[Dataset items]
* * * * *

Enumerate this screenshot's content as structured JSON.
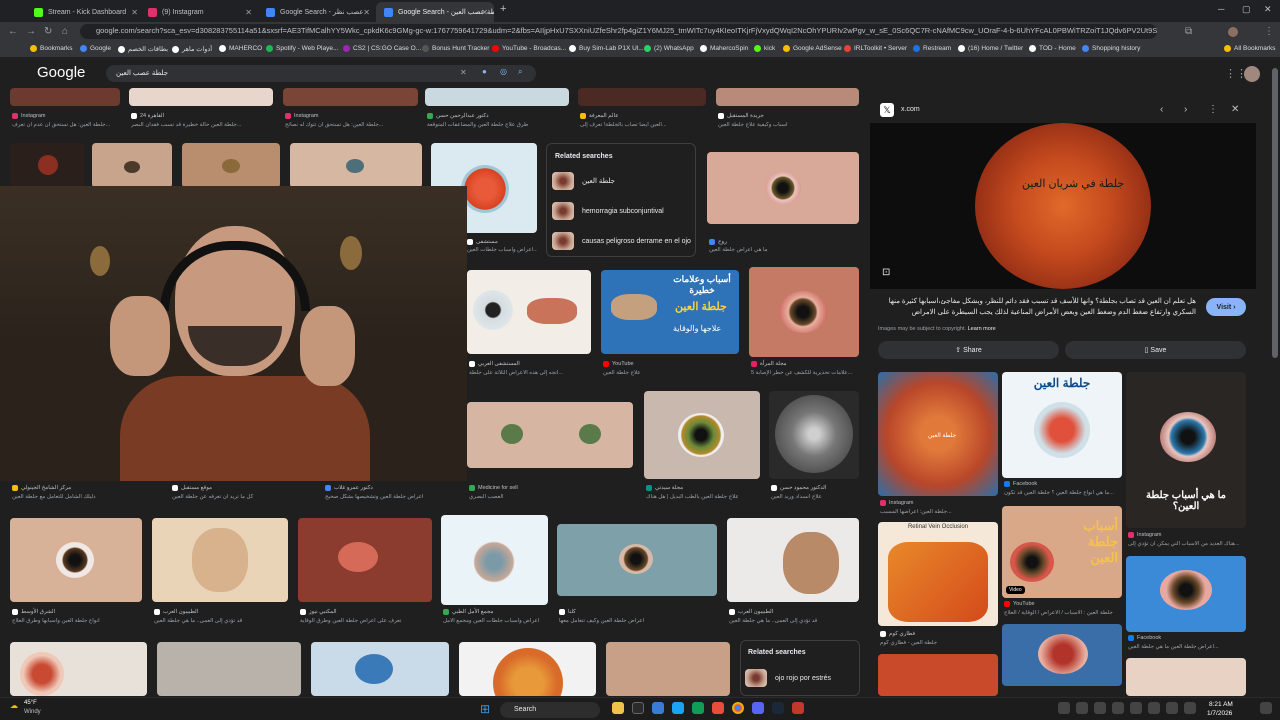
{
  "browser": {
    "tabs": [
      {
        "label": "Stream - Kick Dashboard",
        "color": "#53fc18"
      },
      {
        "label": "(9) Instagram",
        "color": "#e1306c"
      },
      {
        "label": "Google Search - عصب نظر",
        "color": "#4285f4"
      },
      {
        "label": "Google Search - جلطة عصب العين",
        "color": "#4285f4"
      }
    ],
    "url": "google.com/search?sca_esv=d308283755114a51&sxsrf=AE3TifMCalhYY5Wkc_cpkdK6c9GMg-gc-w:1767759641729&udm=2&fbs=AIIjpHxU7SXXniUZfeShr2fp4giZ1Y6MJ25_tmWITc7uy4KIeoITKjrFjVxydQWqI2NcOhYPURIv2wPgv_w_sE_0Sc6QC7R-cNAfMC9cw_UOraF-4-b-6UhYFcAL0PBWiTRZoiT1JQdv6PV2Ut9SmhyZiIo...",
    "bookmarks": [
      "Bookmarks",
      "Google",
      "بطاقات الخصم",
      "أدوات ماهر",
      "MAHERCO",
      "Spotify - Web Playe...",
      "CS2 | CS:GO Case O...",
      "Bonus Hunt Tracker",
      "YouTube - Broadcas...",
      "Buy Sim-Lab P1X Ul...",
      "(2) WhatsApp",
      "MahercoSpin",
      "kick",
      "Google AdSense",
      "IRLToolkit • Server",
      "Restream",
      "(16) Home / Twitter",
      "TOD - Home",
      "Shopping history",
      "All Bookmarks"
    ]
  },
  "google": {
    "logo": "Google",
    "query": "جلطة عصب العين"
  },
  "grid": {
    "row1_captions": [
      {
        "src": "Instagram",
        "title": "جلطة العين: هل تستحق أن عدم ان تعرف..."
      },
      {
        "src": "القاهرة 24",
        "title": "جلطة العين حالة خطيرة قد تسبب فقدان البصر..."
      },
      {
        "src": "Instagram",
        "title": "جلطة العين: هل تستحق أن تتوك له نصائح..."
      },
      {
        "src": "دكتور عبدالرحمن حسن",
        "title": "طرق علاج جلطة العين والمضاعفات المتوقعة"
      },
      {
        "src": "عالم المعرفة",
        "title": "العين ايضاً تصاب بالجلطة! تعرف إلى..."
      },
      {
        "src": "جريدة المستقبل",
        "title": "أسباب وكيفية علاج جلطة العين"
      }
    ],
    "row2_sources": [
      "مستشفى",
      "روح"
    ],
    "row2_titles": [
      "أعراض وأسباب جلطات العين...",
      "ما هي أعراض جلطة العين"
    ],
    "row3_captions": [
      {
        "src": "المستشفى العربي",
        "title": "اتجه إلى هذه الأعراض الثلاثة على جلطة..."
      },
      {
        "src": "YouTube",
        "title": "علاج جلطة العين"
      },
      {
        "src": "مجلة المرأة",
        "title": "5 علامات تحذيرية للكشف عن خطر الإصابة..."
      }
    ],
    "row4_captions": [
      {
        "src": "مركز الشامخ الجينولي",
        "title": "دليلك الشامل للتعامل مع جلطة العين"
      },
      {
        "src": "موقع مستقبل",
        "title": "كل ما تريد أن تعرفه عن جلطة العين"
      },
      {
        "src": "دكتور عمرو غلاب",
        "title": "أعراض جلطة العين وتشخيصها بشكل صحيح"
      },
      {
        "src": "Medicine for sell",
        "title": "العصب البصري"
      },
      {
        "src": "مجلة سيدتي",
        "title": "علاج جلطة العين بالطب البديل | هل هناك"
      },
      {
        "src": "الدكتور محمود حسن",
        "title": "علاج انسداد وريد العين"
      }
    ],
    "row5_captions": [
      {
        "src": "الشرق الأوسط",
        "title": "أنواع جلطة العين وأسبابها وطرق العلاج"
      },
      {
        "src": "الطبيبون العرب",
        "title": "قد تؤدي إلى العمى.. ما هي جلطة العين"
      },
      {
        "src": "المكتبي نيوز",
        "title": "تعرف على أعراض جلطة العين وطرق الوقاية"
      },
      {
        "src": "مجمع الأمل الطبي",
        "title": "أعراض وأسباب جلطات العين ومجمع الأمل"
      },
      {
        "src": "كلنا",
        "title": "أعراض جلطة العين وكيف تتعامل معها"
      },
      {
        "src": "الطبيبون العرب",
        "title": "قد تؤدي إلى العمى.. ما هي جلطة العين"
      }
    ]
  },
  "related1": {
    "title": "Related searches",
    "items": [
      "جلطة العين",
      "hemorragia subconjuntival",
      "causas peligroso derrame en el ojo"
    ]
  },
  "related2": {
    "title": "Related searches",
    "items": [
      "ojo rojo por estrés"
    ]
  },
  "panel": {
    "site": "x.com",
    "image_text": "جلطة في شريان العين",
    "description": "هل تعلم ان العين قد تصاب بجلطة؟ وانها للأسف قد تسبب فقد دائم للنظر، وبشكل مفاجئ،اسبابها كثيرة منها السكري وارتفاع ضغط الدم وضغط العين وبعض الأمراض المناعية لذلك يجب السيطرة على الامراض",
    "visit_label": "Visit",
    "copyright": "Images may be subject to copyright.",
    "learn_more": "Learn more",
    "share_label": "Share",
    "save_label": "Save",
    "thumb_tiles": [
      {
        "label": "جلطة العين"
      },
      {
        "label": "جلطة العين"
      },
      {
        "label": "ما هي أسباب جلطة العين؟"
      },
      {
        "label": "Retinal Vein Occlusion"
      },
      {
        "label": "أسباب جلطة العين"
      }
    ],
    "thumb_captions": [
      {
        "src": "Facebook",
        "title": "ما هي أنواع جلطة العين ؟ جلطة العين قد تكون..."
      },
      {
        "src": "Instagram",
        "title": "جلطة العين: أعراضها المسبب..."
      },
      {
        "src": "Instagram",
        "title": "هناك العديد من الأسباب التي يمكن أن تؤدي إلى..."
      },
      {
        "src": "YouTube",
        "title": "جلطة العين : الأسباب / الأعراض / الوقاية / العلاج"
      },
      {
        "src": "فطاري كوم",
        "title": "جلطة العين - فطاري كوم"
      },
      {
        "src": "Facebook",
        "title": "أعراض جلطة العين ما هي جلطة العين..."
      }
    ],
    "video_badge": "Video"
  },
  "taskbar": {
    "weather_temp": "45°F",
    "weather_text": "Windy",
    "search_label": "Search",
    "time": "8:21 AM",
    "date": "1/7/2026"
  }
}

* * * * *

TASK TO COMPLETE. Leave the pictures out and copy the rest of the data exactly.

FULL SOLUTION.
Enumerate this screenshot's content as structured JSON.
{
  "browser": {
    "tabs": [
      {
        "label": "Stream - Kick Dashboard",
        "color": "#53fc18"
      },
      {
        "label": "(9) Instagram",
        "color": "#e1306c"
      },
      {
        "label": "Google Search - عصب نظر",
        "color": "#4285f4"
      },
      {
        "label": "Google Search - جلطة عصب العين",
        "color": "#4285f4"
      }
    ],
    "url": "google.com/search?sca_esv=d308283755114a51&sxsrf=AE3TifMCalhYY5Wkc_cpkdK6c9GMg-gc-w:1767759641729&udm=2&fbs=AIIjpHxU7SXXniUZfeShr2fp4giZ1Y6MJ25_tmWITc7uy4KIeoITKjrFjVxydQWqI2NcOhYPURIv2wPgv_w_sE_0Sc6QC7R-cNAfMC9cw_UOraF-4-b-6UhYFcAL0PBWiTRZoiT1JQdv6PV2Ut9SmhyZiIo...",
    "bookmarks": [
      "Bookmarks",
      "Google",
      "بطاقات الخصم",
      "أدوات ماهر",
      "MAHERCO",
      "Spotify - Web Playe...",
      "CS2 | CS:GO Case O...",
      "Bonus Hunt Tracker",
      "YouTube - Broadcas...",
      "Buy Sim-Lab P1X Ul...",
      "(2) WhatsApp",
      "MahercoSpin",
      "kick",
      "Google AdSense",
      "IRLToolkit • Server",
      "Restream",
      "(16) Home / Twitter",
      "TOD - Home",
      "Shopping history",
      "All Bookmarks"
    ]
  },
  "google": {
    "logo": "Google",
    "query": "جلطة عصب العين"
  },
  "grid": {
    "row1_captions": [
      {
        "src": "Instagram",
        "title": "جلطة العين: هل تستحق أن عدم ان تعرف..."
      },
      {
        "src": "القاهرة 24",
        "title": "جلطة العين حالة خطيرة قد تسبب فقدان البصر..."
      },
      {
        "src": "Instagram",
        "title": "جلطة العين: هل تستحق أن تتوك له نصائح..."
      },
      {
        "src": "دكتور عبدالرحمن حسن",
        "title": "طرق علاج جلطة العين والمضاعفات المتوقعة"
      },
      {
        "src": "عالم المعرفة",
        "title": "العين ايضاً تصاب بالجلطة! تعرف إلى..."
      },
      {
        "src": "جريدة المستقبل",
        "title": "أسباب وكيفية علاج جلطة العين"
      }
    ],
    "row2_sources": [
      "مستشفى",
      "روح"
    ],
    "row2_titles": [
      "أعراض وأسباب جلطات العين...",
      "ما هي أعراض جلطة العين"
    ],
    "row3_captions": [
      {
        "src": "المستشفى العربي",
        "title": "اتجه إلى هذه الأعراض الثلاثة على جلطة..."
      },
      {
        "src": "YouTube",
        "title": "علاج جلطة العين"
      },
      {
        "src": "مجلة المرأة",
        "title": "5 علامات تحذيرية للكشف عن خطر الإصابة..."
      }
    ],
    "row4_captions": [
      {
        "src": "مركز الشامخ الجينولي",
        "title": "دليلك الشامل للتعامل مع جلطة العين"
      },
      {
        "src": "موقع مستقبل",
        "title": "كل ما تريد أن تعرفه عن جلطة العين"
      },
      {
        "src": "دكتور عمرو غلاب",
        "title": "أعراض جلطة العين وتشخيصها بشكل صحيح"
      },
      {
        "src": "Medicine for sell",
        "title": "العصب البصري"
      },
      {
        "src": "مجلة سيدتي",
        "title": "علاج جلطة العين بالطب البديل | هل هناك"
      },
      {
        "src": "الدكتور محمود حسن",
        "title": "علاج انسداد وريد العين"
      }
    ],
    "row5_captions": [
      {
        "src": "الشرق الأوسط",
        "title": "أنواع جلطة العين وأسبابها وطرق العلاج"
      },
      {
        "src": "الطبيبون العرب",
        "title": "قد تؤدي إلى العمى.. ما هي جلطة العين"
      },
      {
        "src": "المكتبي نيوز",
        "title": "تعرف على أعراض جلطة العين وطرق الوقاية"
      },
      {
        "src": "مجمع الأمل الطبي",
        "title": "أعراض وأسباب جلطات العين ومجمع الأمل"
      },
      {
        "src": "كلنا",
        "title": "أعراض جلطة العين وكيف تتعامل معها"
      },
      {
        "src": "الطبيبون العرب",
        "title": "قد تؤدي إلى العمى.. ما هي جلطة العين"
      }
    ]
  },
  "related1": {
    "title": "Related searches",
    "items": [
      "جلطة العين",
      "hemorragia subconjuntival",
      "causas peligroso derrame en el ojo"
    ]
  },
  "related2": {
    "title": "Related searches",
    "items": [
      "ojo rojo por estrés"
    ]
  },
  "panel": {
    "site": "x.com",
    "image_text": "جلطة في شريان العين",
    "description": "هل تعلم ان العين قد تصاب بجلطة؟ وانها للأسف قد تسبب فقد دائم للنظر، وبشكل مفاجئ،اسبابها كثيرة منها السكري وارتفاع ضغط الدم وضغط العين وبعض الأمراض المناعية لذلك يجب السيطرة على الامراض",
    "visit_label": "Visit",
    "copyright": "Images may be subject to copyright.",
    "learn_more": "Learn more",
    "share_label": "Share",
    "save_label": "Save",
    "thumb_tiles": [
      {
        "label": "جلطة العين"
      },
      {
        "label": "جلطة العين"
      },
      {
        "label": "ما هي أسباب جلطة العين؟"
      },
      {
        "label": "Retinal Vein Occlusion"
      },
      {
        "label": "أسباب جلطة العين"
      }
    ],
    "thumb_captions": [
      {
        "src": "Facebook",
        "title": "ما هي أنواع جلطة العين ؟ جلطة العين قد تكون..."
      },
      {
        "src": "Instagram",
        "title": "جلطة العين: أعراضها المسبب..."
      },
      {
        "src": "Instagram",
        "title": "هناك العديد من الأسباب التي يمكن أن تؤدي إلى..."
      },
      {
        "src": "YouTube",
        "title": "جلطة العين : الأسباب / الأعراض / الوقاية / العلاج"
      },
      {
        "src": "فطاري كوم",
        "title": "جلطة العين - فطاري كوم"
      },
      {
        "src": "Facebook",
        "title": "أعراض جلطة العين ما هي جلطة العين..."
      }
    ],
    "video_badge": "Video"
  },
  "taskbar": {
    "weather_temp": "45°F",
    "weather_text": "Windy",
    "search_label": "Search",
    "time": "8:21 AM",
    "date": "1/7/2026"
  }
}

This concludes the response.